### [SUPPLIED ENTRIES]
*****

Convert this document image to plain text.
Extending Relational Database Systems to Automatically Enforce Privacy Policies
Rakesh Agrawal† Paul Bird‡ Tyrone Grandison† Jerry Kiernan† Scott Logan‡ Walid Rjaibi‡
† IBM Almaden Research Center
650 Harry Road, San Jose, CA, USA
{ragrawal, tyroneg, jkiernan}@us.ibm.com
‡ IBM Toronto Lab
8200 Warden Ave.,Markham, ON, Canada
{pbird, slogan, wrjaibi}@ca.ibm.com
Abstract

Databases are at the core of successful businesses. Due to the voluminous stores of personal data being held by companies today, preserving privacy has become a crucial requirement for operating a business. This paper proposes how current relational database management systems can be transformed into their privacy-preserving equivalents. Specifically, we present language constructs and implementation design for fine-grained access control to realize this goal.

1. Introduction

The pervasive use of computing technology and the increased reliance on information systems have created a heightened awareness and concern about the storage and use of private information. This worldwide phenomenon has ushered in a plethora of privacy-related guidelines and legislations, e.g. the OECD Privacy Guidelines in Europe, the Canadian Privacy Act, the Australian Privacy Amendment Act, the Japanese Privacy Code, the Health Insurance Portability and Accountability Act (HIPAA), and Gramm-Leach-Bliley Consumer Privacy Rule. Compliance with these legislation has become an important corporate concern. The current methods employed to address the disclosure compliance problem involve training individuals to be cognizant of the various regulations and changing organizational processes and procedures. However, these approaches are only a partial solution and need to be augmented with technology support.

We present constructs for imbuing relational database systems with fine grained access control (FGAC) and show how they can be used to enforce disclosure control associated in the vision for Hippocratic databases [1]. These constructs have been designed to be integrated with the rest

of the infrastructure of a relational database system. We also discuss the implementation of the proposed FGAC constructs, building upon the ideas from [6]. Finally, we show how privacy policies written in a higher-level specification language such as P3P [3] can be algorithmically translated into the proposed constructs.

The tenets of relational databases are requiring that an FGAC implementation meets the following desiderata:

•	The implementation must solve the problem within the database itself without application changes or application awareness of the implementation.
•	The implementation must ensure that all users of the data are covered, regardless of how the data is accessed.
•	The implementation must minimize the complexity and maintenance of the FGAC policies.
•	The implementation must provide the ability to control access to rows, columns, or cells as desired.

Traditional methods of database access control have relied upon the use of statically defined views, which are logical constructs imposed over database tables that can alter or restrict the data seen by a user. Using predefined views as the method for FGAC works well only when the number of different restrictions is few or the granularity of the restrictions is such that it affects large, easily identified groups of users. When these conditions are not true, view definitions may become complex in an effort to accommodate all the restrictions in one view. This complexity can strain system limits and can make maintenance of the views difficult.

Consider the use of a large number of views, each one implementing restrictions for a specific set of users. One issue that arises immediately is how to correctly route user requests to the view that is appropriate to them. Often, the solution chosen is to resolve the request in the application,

*****

### [WORK REQUIRED]
Whenever a line in the material contains the word "must", copy that line.

### [TASK RESULT]
•	The implementation must solve the problem within the database itself without application changes or application awareness of the implementation.
•	The implementation must ensure that all users of the data are covered, regardless of how the data is accessed.
•	The implementation must minimize the complexity and maintenance of the FGAC policies.
•	The implementation must provide the ability to control access to rows, columns, or cells as desired.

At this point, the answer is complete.